# Exercise objective
Omit every picture, then give all the entries again exactly.

** start of Raw records **

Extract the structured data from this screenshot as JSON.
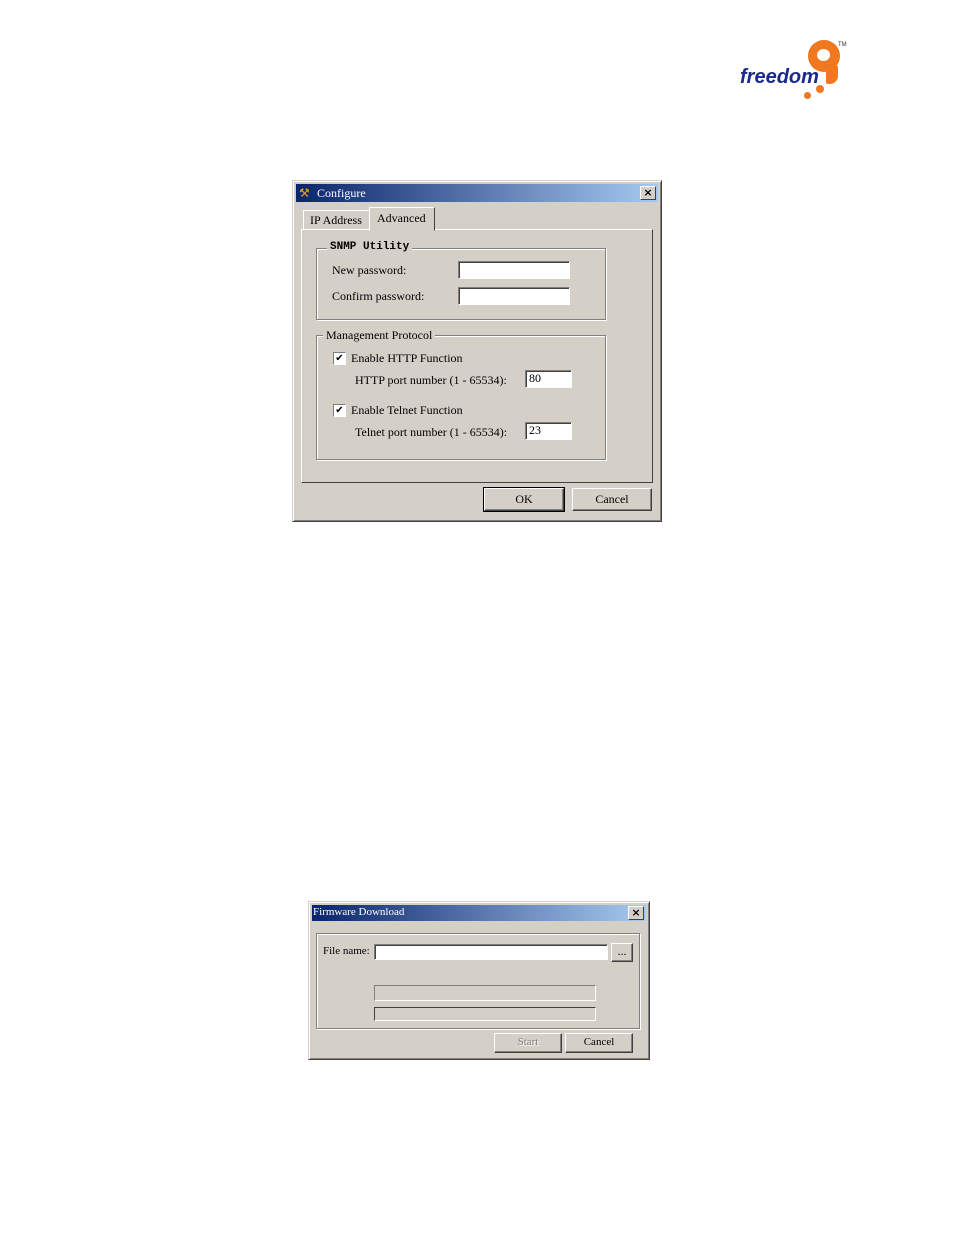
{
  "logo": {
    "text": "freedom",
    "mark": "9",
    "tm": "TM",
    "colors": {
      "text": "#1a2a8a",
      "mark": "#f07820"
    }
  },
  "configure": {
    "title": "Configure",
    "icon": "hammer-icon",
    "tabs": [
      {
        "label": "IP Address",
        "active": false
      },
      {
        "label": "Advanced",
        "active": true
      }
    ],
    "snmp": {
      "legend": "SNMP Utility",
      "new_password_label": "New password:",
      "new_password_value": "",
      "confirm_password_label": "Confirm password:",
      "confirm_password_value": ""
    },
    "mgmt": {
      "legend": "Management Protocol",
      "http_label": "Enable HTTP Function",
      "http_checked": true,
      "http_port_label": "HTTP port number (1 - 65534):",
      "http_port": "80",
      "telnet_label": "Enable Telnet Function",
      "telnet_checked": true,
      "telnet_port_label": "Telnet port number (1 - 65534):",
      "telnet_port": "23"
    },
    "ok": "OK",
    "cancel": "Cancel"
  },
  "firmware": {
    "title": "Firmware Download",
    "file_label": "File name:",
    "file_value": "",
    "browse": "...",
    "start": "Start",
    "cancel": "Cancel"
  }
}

** end of Raw records **

# Right answer
Extract the structured data from this screenshot as JSON.
{
  "logo": {
    "text": "freedom",
    "mark": "9",
    "tm": "TM",
    "colors": {
      "text": "#1a2a8a",
      "mark": "#f07820"
    }
  },
  "configure": {
    "title": "Configure",
    "icon": "hammer-icon",
    "tabs": [
      {
        "label": "IP Address",
        "active": false
      },
      {
        "label": "Advanced",
        "active": true
      }
    ],
    "snmp": {
      "legend": "SNMP Utility",
      "new_password_label": "New password:",
      "new_password_value": "",
      "confirm_password_label": "Confirm password:",
      "confirm_password_value": ""
    },
    "mgmt": {
      "legend": "Management Protocol",
      "http_label": "Enable HTTP Function",
      "http_checked": true,
      "http_port_label": "HTTP port number (1 - 65534):",
      "http_port": "80",
      "telnet_label": "Enable Telnet Function",
      "telnet_checked": true,
      "telnet_port_label": "Telnet port number (1 - 65534):",
      "telnet_port": "23"
    },
    "ok": "OK",
    "cancel": "Cancel"
  },
  "firmware": {
    "title": "Firmware Download",
    "file_label": "File name:",
    "file_value": "",
    "browse": "...",
    "start": "Start",
    "cancel": "Cancel"
  }
}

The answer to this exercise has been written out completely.